* begin *

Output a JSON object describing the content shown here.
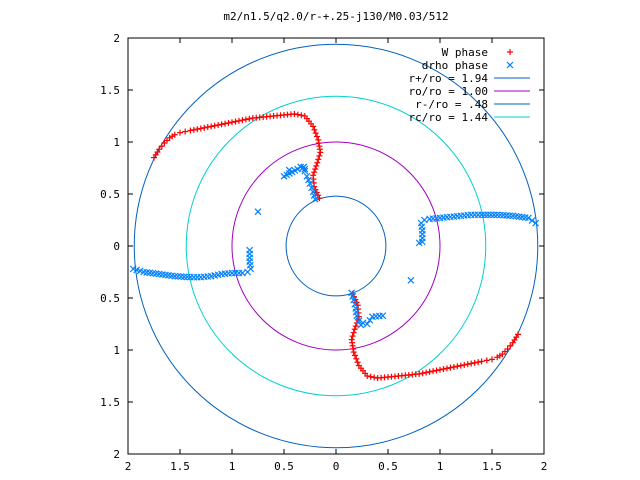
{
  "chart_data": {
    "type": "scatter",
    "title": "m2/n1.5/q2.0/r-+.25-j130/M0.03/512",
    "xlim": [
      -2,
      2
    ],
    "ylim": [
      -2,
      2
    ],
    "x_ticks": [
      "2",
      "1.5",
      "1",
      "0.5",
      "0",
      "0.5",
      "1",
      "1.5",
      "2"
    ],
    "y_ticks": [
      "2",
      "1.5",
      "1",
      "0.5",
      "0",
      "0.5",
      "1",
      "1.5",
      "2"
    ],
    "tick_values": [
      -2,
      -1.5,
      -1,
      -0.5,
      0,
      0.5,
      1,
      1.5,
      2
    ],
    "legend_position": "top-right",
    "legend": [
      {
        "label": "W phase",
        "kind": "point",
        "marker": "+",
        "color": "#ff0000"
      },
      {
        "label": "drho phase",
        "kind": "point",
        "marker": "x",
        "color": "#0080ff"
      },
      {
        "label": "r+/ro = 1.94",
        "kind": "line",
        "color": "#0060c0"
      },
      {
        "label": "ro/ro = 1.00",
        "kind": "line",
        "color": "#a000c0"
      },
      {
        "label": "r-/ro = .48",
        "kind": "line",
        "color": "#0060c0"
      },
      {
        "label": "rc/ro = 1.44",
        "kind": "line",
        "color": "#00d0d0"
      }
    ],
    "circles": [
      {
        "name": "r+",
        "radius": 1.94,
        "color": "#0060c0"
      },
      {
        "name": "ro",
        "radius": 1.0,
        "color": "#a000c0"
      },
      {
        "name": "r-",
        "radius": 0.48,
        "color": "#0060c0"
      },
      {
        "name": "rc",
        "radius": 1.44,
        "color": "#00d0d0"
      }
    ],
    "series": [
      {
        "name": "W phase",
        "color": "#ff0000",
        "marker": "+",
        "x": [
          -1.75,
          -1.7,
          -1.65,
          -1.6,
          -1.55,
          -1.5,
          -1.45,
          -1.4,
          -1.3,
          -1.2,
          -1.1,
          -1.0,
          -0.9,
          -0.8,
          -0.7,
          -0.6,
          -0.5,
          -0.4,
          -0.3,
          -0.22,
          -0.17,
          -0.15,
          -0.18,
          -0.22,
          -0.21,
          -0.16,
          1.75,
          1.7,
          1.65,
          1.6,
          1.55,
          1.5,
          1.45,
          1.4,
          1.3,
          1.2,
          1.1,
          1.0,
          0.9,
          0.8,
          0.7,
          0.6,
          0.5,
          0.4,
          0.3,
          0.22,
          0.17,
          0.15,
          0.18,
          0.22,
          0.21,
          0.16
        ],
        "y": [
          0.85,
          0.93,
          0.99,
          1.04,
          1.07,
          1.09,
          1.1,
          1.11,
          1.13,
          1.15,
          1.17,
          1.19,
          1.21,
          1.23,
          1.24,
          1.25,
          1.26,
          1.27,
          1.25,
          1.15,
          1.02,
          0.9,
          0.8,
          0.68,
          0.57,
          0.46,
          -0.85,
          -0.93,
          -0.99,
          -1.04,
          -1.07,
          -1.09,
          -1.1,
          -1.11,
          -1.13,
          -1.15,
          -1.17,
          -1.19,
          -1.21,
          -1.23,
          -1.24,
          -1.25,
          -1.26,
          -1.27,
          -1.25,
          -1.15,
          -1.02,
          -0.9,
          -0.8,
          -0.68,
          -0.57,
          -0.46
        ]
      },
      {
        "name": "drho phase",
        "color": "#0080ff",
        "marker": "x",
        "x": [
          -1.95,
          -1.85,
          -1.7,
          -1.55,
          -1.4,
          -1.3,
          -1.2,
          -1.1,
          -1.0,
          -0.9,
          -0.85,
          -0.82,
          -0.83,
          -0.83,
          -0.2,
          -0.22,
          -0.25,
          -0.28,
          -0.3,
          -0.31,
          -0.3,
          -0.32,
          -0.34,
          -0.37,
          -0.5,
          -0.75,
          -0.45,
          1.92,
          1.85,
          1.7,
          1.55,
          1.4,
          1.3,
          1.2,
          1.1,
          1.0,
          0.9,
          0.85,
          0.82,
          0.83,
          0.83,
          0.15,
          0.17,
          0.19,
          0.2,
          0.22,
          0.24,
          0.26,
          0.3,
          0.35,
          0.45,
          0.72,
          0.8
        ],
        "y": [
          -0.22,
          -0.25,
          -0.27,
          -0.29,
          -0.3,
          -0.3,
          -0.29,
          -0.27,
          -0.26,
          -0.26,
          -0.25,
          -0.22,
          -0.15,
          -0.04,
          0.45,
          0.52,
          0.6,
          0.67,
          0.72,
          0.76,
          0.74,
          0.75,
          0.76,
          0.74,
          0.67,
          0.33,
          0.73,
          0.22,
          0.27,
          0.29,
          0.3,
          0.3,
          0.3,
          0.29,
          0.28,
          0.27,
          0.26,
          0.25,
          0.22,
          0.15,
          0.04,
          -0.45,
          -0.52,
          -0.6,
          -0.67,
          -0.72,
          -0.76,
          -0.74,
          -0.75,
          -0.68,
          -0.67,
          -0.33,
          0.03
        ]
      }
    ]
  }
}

* end *
* begin *

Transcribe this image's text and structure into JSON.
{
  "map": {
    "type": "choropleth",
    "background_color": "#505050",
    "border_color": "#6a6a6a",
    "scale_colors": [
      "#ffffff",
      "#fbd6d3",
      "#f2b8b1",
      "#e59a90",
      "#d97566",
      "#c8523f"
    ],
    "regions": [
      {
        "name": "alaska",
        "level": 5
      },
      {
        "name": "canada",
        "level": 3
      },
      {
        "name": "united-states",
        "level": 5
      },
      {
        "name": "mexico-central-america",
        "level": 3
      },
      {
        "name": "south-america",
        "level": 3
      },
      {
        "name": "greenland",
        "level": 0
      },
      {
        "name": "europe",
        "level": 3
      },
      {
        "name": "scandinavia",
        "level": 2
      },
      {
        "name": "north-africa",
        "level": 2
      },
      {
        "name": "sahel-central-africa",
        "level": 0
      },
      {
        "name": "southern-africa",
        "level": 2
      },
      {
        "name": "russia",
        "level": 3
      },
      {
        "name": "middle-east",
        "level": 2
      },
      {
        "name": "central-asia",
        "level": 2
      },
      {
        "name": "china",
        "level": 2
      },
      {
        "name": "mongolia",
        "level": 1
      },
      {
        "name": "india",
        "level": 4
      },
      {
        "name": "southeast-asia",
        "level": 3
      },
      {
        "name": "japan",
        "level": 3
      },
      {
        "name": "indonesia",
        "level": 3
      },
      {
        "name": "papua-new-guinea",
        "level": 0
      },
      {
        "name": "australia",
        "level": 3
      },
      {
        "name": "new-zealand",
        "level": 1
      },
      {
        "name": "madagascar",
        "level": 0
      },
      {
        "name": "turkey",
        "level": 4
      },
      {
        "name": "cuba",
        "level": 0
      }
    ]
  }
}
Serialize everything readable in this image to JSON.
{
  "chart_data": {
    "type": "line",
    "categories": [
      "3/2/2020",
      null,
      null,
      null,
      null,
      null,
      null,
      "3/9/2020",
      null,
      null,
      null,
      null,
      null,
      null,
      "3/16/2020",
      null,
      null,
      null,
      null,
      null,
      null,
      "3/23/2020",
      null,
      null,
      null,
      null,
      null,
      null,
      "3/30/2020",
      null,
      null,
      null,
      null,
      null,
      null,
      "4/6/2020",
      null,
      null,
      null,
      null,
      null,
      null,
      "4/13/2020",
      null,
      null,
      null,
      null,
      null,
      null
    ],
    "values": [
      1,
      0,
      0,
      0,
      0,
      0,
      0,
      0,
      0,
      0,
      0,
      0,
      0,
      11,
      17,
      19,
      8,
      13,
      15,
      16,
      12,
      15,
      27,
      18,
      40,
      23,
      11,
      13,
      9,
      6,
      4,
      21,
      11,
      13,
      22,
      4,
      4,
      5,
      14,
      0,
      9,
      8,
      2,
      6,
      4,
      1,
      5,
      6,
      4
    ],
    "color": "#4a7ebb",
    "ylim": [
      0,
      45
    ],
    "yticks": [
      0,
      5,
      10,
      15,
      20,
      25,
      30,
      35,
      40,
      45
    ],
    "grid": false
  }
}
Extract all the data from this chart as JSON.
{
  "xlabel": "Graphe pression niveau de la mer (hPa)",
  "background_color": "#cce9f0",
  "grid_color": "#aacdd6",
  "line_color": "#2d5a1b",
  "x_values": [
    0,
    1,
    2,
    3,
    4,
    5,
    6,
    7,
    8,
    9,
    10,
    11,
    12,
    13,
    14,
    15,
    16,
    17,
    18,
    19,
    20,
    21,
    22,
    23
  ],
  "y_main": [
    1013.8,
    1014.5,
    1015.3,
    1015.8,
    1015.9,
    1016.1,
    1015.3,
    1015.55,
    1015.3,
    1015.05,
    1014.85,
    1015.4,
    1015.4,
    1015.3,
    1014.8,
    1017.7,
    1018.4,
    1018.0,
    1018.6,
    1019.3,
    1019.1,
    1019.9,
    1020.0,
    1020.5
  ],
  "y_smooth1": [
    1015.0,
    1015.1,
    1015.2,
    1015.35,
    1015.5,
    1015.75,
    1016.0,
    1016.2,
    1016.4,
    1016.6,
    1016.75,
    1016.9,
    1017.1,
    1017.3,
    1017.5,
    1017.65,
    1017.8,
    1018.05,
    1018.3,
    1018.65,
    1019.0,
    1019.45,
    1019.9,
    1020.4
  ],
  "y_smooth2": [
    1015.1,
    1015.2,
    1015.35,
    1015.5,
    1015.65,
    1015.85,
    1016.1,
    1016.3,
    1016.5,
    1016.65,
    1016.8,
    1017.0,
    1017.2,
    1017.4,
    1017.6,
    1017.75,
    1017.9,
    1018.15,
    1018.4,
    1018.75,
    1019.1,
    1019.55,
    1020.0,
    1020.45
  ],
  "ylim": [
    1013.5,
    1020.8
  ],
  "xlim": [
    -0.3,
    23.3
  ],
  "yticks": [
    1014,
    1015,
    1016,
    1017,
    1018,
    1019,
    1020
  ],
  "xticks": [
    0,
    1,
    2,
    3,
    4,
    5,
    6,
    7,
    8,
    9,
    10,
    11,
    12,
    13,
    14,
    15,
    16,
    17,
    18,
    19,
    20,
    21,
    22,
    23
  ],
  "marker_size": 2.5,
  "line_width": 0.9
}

* end *
* begin *

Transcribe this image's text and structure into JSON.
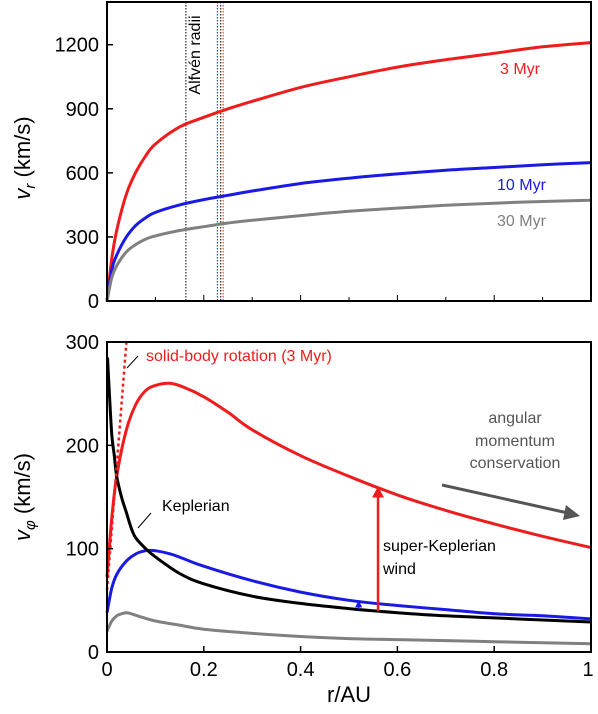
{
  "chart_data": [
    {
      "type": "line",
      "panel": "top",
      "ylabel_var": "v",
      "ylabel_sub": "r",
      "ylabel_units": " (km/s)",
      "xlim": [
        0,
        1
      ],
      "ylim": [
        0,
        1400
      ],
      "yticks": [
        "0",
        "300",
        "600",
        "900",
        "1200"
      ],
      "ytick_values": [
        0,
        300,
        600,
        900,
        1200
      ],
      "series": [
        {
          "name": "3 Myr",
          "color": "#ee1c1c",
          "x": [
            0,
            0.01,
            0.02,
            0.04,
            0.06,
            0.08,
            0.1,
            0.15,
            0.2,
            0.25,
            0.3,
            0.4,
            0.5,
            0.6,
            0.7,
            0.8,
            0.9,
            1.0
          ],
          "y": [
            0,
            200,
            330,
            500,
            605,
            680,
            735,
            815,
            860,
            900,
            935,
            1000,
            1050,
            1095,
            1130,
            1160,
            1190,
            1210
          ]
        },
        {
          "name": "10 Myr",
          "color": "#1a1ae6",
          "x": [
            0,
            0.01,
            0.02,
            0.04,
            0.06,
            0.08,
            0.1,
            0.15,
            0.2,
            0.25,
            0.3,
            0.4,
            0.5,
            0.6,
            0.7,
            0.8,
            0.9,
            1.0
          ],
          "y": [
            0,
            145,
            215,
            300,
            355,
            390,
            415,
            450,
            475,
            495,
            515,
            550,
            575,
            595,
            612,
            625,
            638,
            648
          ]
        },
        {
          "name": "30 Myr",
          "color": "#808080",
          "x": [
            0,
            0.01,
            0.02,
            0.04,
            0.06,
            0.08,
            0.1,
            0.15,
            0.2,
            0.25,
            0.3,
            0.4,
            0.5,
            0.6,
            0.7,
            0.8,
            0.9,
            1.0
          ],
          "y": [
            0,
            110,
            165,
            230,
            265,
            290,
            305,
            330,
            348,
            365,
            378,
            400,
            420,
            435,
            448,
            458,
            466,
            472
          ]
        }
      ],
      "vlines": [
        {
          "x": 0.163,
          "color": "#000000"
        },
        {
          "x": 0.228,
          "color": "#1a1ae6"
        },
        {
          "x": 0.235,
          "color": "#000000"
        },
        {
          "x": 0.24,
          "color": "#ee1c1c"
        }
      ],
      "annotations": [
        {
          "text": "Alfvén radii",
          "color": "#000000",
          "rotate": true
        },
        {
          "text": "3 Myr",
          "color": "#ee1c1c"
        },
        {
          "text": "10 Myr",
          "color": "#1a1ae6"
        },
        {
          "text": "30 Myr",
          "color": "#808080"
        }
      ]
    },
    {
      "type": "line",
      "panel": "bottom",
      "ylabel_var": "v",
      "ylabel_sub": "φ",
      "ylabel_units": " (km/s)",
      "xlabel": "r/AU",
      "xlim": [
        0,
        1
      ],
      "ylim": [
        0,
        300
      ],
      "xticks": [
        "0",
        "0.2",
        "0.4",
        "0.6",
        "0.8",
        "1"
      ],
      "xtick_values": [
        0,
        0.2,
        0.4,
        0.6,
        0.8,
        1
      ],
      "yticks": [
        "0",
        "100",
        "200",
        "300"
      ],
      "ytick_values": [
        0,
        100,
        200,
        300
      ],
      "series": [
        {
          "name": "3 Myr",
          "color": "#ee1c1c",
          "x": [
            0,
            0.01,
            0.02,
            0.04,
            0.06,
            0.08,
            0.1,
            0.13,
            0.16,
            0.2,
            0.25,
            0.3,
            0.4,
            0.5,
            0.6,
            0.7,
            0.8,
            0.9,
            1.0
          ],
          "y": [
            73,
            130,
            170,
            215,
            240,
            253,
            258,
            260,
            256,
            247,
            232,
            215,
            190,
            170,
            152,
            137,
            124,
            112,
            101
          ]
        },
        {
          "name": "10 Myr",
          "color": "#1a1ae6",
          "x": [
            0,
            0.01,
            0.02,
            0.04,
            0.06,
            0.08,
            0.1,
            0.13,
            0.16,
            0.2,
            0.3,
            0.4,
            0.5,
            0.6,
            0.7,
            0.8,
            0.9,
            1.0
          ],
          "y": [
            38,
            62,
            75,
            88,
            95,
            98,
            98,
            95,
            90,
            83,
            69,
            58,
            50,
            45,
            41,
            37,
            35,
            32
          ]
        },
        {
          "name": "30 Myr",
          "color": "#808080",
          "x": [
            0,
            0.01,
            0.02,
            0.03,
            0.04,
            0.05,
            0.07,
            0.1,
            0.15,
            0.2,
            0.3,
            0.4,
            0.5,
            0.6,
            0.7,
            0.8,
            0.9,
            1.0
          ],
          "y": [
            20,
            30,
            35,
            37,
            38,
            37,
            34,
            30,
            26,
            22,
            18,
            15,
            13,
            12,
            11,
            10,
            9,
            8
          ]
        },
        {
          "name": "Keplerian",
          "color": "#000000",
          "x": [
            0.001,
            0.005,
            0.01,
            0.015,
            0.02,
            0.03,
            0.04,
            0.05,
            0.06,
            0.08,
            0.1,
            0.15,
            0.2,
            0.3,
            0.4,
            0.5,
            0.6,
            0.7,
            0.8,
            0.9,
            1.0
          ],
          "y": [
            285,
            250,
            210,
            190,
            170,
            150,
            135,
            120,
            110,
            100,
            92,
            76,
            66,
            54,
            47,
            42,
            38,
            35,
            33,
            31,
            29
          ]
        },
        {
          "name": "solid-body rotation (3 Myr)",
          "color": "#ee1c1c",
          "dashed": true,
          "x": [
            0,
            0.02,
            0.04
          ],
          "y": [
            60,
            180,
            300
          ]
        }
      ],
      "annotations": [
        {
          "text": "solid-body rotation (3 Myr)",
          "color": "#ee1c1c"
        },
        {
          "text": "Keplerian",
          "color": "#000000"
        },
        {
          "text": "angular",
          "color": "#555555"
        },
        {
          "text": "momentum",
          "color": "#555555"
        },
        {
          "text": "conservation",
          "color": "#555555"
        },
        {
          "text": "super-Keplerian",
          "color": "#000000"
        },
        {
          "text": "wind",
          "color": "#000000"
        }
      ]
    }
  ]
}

* end *

Instruction: Go over the records above and tally each line that includes "solid". Give the total by itself.

Solved problem: 2